↓↓↓
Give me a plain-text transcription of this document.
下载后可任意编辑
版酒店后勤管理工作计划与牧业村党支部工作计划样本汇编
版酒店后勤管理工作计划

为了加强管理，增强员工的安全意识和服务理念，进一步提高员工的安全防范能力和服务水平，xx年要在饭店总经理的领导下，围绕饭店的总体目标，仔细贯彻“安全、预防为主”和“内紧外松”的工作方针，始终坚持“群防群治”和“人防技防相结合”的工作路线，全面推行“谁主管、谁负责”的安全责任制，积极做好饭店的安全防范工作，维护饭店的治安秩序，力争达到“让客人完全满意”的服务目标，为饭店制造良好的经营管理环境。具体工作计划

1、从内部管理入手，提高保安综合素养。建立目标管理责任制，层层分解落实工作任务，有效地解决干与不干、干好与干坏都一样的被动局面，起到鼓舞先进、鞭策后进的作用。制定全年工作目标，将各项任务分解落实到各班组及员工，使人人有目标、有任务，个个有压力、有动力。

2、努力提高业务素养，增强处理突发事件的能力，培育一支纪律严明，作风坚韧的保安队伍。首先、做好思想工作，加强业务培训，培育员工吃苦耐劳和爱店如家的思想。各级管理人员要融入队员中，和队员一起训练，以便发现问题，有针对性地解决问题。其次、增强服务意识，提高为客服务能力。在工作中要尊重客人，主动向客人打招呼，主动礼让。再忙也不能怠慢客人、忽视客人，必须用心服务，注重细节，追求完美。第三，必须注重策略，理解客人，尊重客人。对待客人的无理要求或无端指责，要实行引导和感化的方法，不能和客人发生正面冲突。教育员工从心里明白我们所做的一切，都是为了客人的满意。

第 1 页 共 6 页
↑↑↑
Extract, word for word, each line of the listing above.

* RESULT FOR THIS EXERCISE *
Give me a plain-text transcription of this document.
下载后可任意编辑
版酒店后勤管理工作计划与牧业村党支部工作计划样本汇编
版酒店后勤管理工作计划

为了加强管理，增强员工的安全意识和服务理念，进一步提高员工的安全防范能力和服务水平，xx年要在饭店总经理的领导下，围绕饭店的总体目标，仔细贯彻“安全、预防为主”和“内紧外松”的工作方针，始终坚持“群防群治”和“人防技防相结合”的工作路线，全面推行“谁主管、谁负责”的安全责任制，积极做好饭店的安全防范工作，维护饭店的治安秩序，力争达到“让客人完全满意”的服务目标，为饭店制造良好的经营管理环境。具体工作计划

1、从内部管理入手，提高保安综合素养。建立目标管理责任制，层层分解落实工作任务，有效地解决干与不干、干好与干坏都一样的被动局面，起到鼓舞先进、鞭策后进的作用。制定全年工作目标，将各项任务分解落实到各班组及员工，使人人有目标、有任务，个个有压力、有动力。

2、努力提高业务素养，增强处理突发事件的能力，培育一支纪律严明，作风坚韧的保安队伍。首先、做好思想工作，加强业务培训，培育员工吃苦耐劳和爱店如家的思想。各级管理人员要融入队员中，和队员一起训练，以便发现问题，有针对性地解决问题。其次、增强服务意识，提高为客服务能力。在工作中要尊重客人，主动向客人打招呼，主动礼让。再忙也不能怠慢客人、忽视客人，必须用心服务，注重细节，追求完美。第三，必须注重策略，理解客人，尊重客人。对待客人的无理要求或无端指责，要实行引导和感化的方法，不能和客人发生正面冲突。教育员工从心里明白我们所做的一切，都是为了客人的满意。

第 1 页 共 6 页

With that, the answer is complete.